THE EXERCISE: All of the data that follows should be retyped exactly, please, except the pictures.

DATA PROVIDED:

-----

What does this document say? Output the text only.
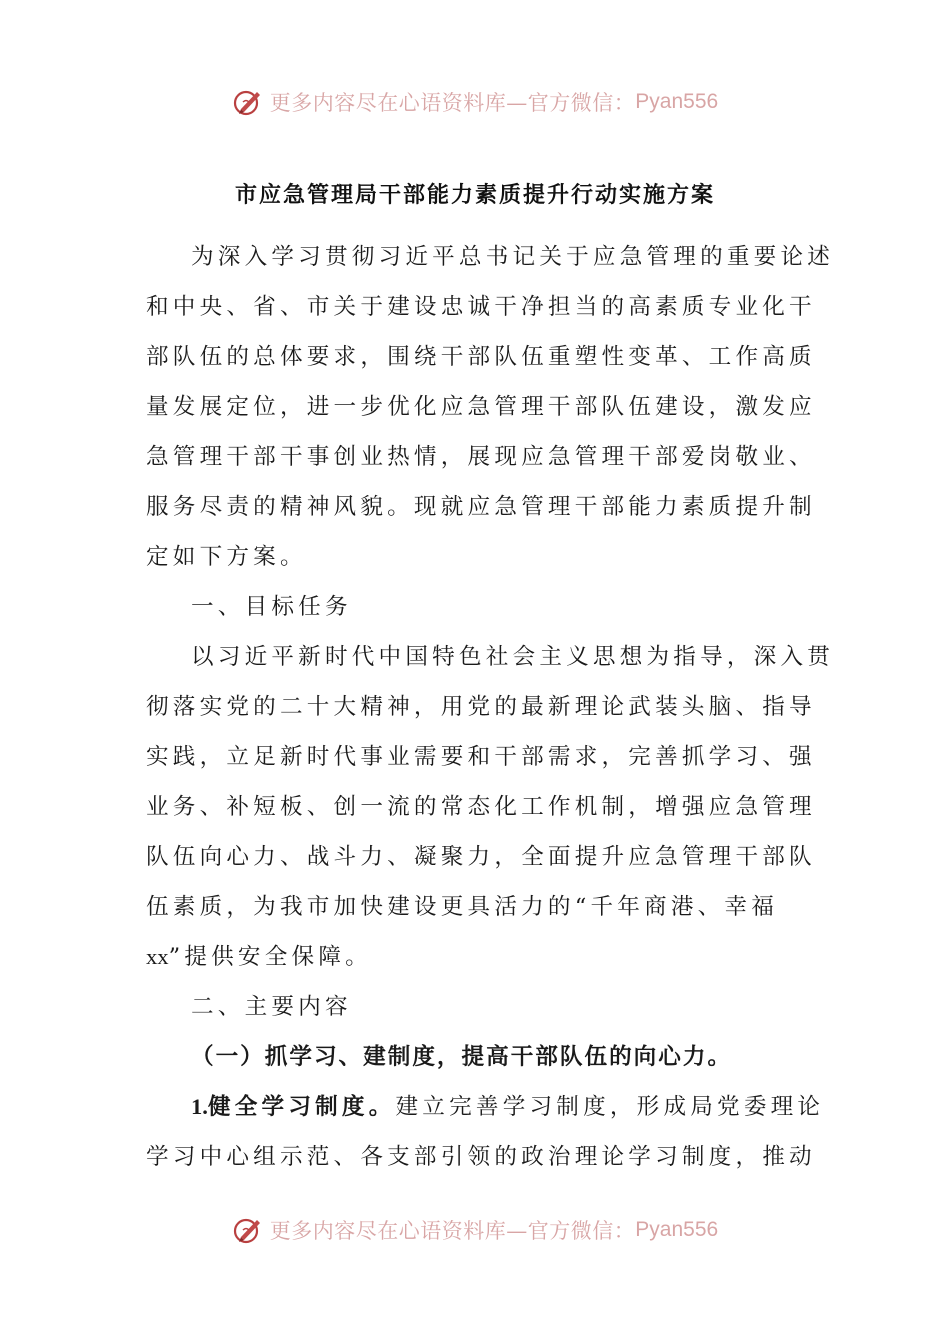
更多内容尽在心语资料库—官方微信： Pyan556
市应急管理局干部能力素质提升行动实施方案
为深入学习贯彻习近平总书记关于应急管理的重要论述
和中央、省、市关于建设忠诚干净担当的高素质专业化干
部队伍的总体要求，围绕干部队伍重塑性变革、工作高质
量发展定位，进一步优化应急管理干部队伍建设，激发应
急管理干部干事创业热情，展现应急管理干部爱岗敬业、
服务尽责的精神风貌。现就应急管理干部能力素质提升制
定如下方案。
一、目标任务
以习近平新时代中国特色社会主义思想为指导，深入贯
彻落实党的二十大精神，用党的最新理论武装头脑、指导
实践，立足新时代事业需要和干部需求，完善抓学习、强
业务、补短板、创一流的常态化工作机制，增强应急管理
队伍向心力、战斗力、凝聚力，全面提升应急管理干部队
伍素质，为我市加快建设更具活力的“千年商港、幸福
xx”提供安全保障。
二、主要内容
（一）抓学习、建制度，提高干部队伍的向心力。
1.健全学习制度。建立完善学习制度，形成局党委理论
学习中心组示范、各支部引领的政治理论学习制度，推动
更多内容尽在心语资料库—官方微信： Pyan556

-----

FULL ANSWER:
What does this document say? Output the text only.
更多内容尽在心语资料库—官方微信： Pyan556
市应急管理局干部能力素质提升行动实施方案
为深入学习贯彻习近平总书记关于应急管理的重要论述
和中央、省、市关于建设忠诚干净担当的高素质专业化干
部队伍的总体要求，围绕干部队伍重塑性变革、工作高质
量发展定位，进一步优化应急管理干部队伍建设，激发应
急管理干部干事创业热情，展现应急管理干部爱岗敬业、
服务尽责的精神风貌。现就应急管理干部能力素质提升制
定如下方案。
一、目标任务
以习近平新时代中国特色社会主义思想为指导，深入贯
彻落实党的二十大精神，用党的最新理论武装头脑、指导
实践，立足新时代事业需要和干部需求，完善抓学习、强
业务、补短板、创一流的常态化工作机制，增强应急管理
队伍向心力、战斗力、凝聚力，全面提升应急管理干部队
伍素质，为我市加快建设更具活力的“千年商港、幸福
xx”提供安全保障。
二、主要内容
（一）抓学习、建制度，提高干部队伍的向心力。
1.健全学习制度。建立完善学习制度，形成局党委理论
学习中心组示范、各支部引领的政治理论学习制度，推动
更多内容尽在心语资料库—官方微信： Pyan556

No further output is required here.